REQUIRED WORK:
1. From the Ron Hood article, reproduce word for word the part that begins with the words containing "Member of the Ohio House of Representatives from the 57th" and ends with "Circleville, Ohio, U.S.".
2. Please list every person the Ron Hood article names as having preceded or succeeded him in an Ohio House seat.
3. Write the next part of the Ron Hood article, picking up after its final sentence.

TEXT SECTION:
========
Member of the Ohio House of Representatives from the 91st district
- In office January 3, 2005 – December 31, 2006
- Preceded by: Larry Householder
- Succeeded by: Dan Dodd

Member of the Ohio House of Representatives from the 57th district
- In office January 3, 1995 – December 31, 2000
- Preceded by: Judith Carr
- Succeeded by: John Boccieri

Personal details
- Born: Ronald Edward Hood June 2, 1969 Warren, Ohio, U.S.
- Died: April 19, 2025 (aged 55) Circleville, Ohio, U.S.
- Party: Republican
- Spouse: Michal Dean ​ ​(m. 2001; div. 2020)​
- Children: 6
- Education: Ohio State University (BS)

= Ron Hood =

American politician (1969–2025)

Ronald Edward Hood (June 2, 1969 – April 19, 2025) was an American Republican legislator in the Ohio House of Representatives. He represented the 78th District. He also represented, at various times, both the 57th and the 91st districts. Hood was a candidate in the 2021 Ohio's 15th congressional district special election and was a candidate in the 2022 Ohio gubernatorial election.

==Education==
A graduate of the Fisher College of Business at Ohio State University, Hood earned a Bachelor of Science degree in Business Administration in 1991. He had dual majors in marketing and economics.
========
Dataset items
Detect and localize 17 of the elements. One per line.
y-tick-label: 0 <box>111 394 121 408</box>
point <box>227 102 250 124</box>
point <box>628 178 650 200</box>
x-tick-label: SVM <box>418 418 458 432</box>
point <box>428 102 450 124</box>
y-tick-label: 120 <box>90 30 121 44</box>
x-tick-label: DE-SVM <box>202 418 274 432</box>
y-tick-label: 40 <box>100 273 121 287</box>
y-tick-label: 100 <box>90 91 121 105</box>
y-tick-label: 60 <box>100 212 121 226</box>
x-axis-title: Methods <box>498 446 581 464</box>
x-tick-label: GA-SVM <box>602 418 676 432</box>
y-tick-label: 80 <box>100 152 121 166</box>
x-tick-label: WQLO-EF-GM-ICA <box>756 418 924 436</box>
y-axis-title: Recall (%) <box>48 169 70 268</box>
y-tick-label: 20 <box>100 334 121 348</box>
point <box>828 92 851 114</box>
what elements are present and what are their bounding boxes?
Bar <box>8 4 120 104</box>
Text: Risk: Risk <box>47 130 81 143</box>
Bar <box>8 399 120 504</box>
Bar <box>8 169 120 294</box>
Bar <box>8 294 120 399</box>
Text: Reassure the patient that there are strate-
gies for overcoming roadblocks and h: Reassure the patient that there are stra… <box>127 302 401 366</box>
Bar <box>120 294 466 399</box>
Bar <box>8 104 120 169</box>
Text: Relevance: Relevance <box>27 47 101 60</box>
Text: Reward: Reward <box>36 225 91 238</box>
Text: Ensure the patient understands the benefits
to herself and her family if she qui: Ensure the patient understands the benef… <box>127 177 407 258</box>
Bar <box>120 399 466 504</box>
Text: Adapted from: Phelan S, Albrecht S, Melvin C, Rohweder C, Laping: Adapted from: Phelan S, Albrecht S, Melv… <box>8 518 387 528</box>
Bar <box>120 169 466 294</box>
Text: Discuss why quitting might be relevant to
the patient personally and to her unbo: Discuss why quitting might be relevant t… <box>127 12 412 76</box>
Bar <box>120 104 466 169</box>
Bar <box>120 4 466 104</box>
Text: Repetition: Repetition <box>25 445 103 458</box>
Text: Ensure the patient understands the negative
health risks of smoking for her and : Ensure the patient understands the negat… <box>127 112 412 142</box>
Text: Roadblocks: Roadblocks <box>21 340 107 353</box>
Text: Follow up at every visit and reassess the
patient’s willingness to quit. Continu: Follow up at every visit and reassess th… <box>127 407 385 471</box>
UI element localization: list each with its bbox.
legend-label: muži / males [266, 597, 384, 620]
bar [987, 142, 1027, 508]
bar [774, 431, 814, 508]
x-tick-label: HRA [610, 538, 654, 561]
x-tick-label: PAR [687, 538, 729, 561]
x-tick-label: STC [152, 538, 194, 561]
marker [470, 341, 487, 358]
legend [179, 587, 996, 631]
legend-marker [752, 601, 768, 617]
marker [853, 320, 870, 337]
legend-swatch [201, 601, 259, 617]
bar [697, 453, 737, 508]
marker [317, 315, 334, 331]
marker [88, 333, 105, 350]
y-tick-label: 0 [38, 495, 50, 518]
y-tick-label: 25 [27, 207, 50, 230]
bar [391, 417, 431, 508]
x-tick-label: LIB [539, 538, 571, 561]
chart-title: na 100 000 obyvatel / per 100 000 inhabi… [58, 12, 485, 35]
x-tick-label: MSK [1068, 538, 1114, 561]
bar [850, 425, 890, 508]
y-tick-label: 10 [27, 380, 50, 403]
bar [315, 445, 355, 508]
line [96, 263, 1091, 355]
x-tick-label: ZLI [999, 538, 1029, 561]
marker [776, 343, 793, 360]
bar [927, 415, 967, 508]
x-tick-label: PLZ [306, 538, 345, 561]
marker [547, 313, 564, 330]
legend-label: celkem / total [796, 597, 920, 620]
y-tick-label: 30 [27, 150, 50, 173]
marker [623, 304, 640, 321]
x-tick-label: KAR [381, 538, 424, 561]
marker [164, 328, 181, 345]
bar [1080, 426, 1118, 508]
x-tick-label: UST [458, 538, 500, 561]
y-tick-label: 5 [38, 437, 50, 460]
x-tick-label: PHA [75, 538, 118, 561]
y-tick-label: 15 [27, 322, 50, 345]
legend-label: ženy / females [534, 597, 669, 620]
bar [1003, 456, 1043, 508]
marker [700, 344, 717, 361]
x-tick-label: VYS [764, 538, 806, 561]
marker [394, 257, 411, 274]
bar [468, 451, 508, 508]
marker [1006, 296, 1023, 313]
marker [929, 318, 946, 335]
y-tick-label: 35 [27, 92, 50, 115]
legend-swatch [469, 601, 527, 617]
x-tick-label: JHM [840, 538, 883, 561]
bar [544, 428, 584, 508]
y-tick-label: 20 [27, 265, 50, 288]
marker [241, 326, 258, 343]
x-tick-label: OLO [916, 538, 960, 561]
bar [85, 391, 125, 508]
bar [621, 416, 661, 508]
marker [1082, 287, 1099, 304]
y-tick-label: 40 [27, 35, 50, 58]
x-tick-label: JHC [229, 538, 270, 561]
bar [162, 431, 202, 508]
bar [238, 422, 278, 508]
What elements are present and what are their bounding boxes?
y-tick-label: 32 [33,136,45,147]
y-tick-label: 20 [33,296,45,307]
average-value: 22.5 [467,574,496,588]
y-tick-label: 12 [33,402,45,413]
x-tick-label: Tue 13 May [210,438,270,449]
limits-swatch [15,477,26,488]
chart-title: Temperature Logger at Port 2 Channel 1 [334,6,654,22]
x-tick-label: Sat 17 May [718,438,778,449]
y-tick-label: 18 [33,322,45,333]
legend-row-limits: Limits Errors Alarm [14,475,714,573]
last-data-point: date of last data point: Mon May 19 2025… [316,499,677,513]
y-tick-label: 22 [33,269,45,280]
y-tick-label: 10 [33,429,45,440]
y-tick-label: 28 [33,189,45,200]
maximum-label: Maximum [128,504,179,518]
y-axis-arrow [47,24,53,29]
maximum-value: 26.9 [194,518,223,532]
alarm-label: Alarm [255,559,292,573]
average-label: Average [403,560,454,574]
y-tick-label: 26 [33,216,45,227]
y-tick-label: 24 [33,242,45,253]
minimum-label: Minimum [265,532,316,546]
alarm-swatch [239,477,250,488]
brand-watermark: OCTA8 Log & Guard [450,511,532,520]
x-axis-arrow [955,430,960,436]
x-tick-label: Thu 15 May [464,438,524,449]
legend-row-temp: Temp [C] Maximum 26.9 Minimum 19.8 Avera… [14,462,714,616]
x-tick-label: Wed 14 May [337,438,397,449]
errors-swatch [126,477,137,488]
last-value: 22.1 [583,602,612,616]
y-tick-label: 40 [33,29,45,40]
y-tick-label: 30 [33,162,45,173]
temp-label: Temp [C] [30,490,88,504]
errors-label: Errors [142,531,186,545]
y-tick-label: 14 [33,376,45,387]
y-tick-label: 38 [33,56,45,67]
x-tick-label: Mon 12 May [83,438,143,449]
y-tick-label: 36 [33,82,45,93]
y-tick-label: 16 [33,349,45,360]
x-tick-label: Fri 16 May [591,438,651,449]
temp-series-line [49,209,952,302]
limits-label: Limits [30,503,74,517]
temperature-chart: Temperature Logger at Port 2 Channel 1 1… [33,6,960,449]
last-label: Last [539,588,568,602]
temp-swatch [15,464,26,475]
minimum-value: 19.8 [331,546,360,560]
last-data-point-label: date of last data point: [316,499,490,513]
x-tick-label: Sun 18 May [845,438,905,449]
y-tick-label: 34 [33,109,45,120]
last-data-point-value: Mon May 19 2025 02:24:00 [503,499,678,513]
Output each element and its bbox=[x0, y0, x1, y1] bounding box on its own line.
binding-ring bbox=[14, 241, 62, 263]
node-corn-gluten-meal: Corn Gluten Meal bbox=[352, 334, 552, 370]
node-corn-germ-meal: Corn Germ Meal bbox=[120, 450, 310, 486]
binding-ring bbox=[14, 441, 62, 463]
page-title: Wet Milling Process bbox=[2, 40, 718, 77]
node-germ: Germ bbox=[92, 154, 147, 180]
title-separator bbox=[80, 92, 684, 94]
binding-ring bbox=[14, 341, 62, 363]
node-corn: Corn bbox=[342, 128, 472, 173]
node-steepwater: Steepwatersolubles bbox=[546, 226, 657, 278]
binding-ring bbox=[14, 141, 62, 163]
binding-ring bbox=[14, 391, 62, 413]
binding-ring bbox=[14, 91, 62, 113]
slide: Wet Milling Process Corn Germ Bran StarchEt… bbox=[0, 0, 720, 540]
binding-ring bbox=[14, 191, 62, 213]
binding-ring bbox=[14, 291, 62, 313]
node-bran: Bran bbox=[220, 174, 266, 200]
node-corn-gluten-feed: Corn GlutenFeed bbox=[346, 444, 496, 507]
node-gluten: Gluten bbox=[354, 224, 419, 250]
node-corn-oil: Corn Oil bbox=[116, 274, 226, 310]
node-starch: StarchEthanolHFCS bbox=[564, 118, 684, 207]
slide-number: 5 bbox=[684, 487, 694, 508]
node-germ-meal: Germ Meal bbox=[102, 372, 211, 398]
========
TASK ANSWERS:
1.
Member of the Ohio House of Representatives from the 57th district
- In office January 3, 1995 – December 31, 2000
- Preceded by: Judith Carr
- Succeeded by: John Boccieri

Personal details
- Born: Ronald Edward Hood June 2, 1969 Warren, Ohio, U.S.
- Died: April 19, 2025 (aged 55) Circleville, Ohio, U.S.

2. Larry Householder, Dan Dodd, Judith Carr, John Boccieri

3.
==Political career==
In 1992, Hood ran for an open seat in the Ohio House of Representatives, but lost by a narrow margin. In 1994, he ran again and was elected to represent the 57th District, a position he held for three terms. In 2005, he won a close race for the 91st District with a 5.28% margin. He served on both the House Commerce and Labor Committee and the House Criminal Justice Committee.

In 2019 Hood and Candice Keller sponsored legislation that would ban abortion in Ohio and require doctors to "reimplant" ectopic pregnancies into the uterus, which is not medically possible, or face charges for "abortion murder". Hood sponsored a heartbeat bill in 2018 that did not pass. A later heartbeat bill introduced in the senate in 2019 was signed into law but did not take effect due to court action.

On February 1, 2022, Hood announced that he would run for governor in the 2022 Ohio gubernatorial election.

==Personal life and death==
In 2001, Hood married Michal Marie Dean of Xenia, Ohio. The couple had five children and divorced in January 2020. Hood died unexpectedly on April 19, 2025, at the age of 55.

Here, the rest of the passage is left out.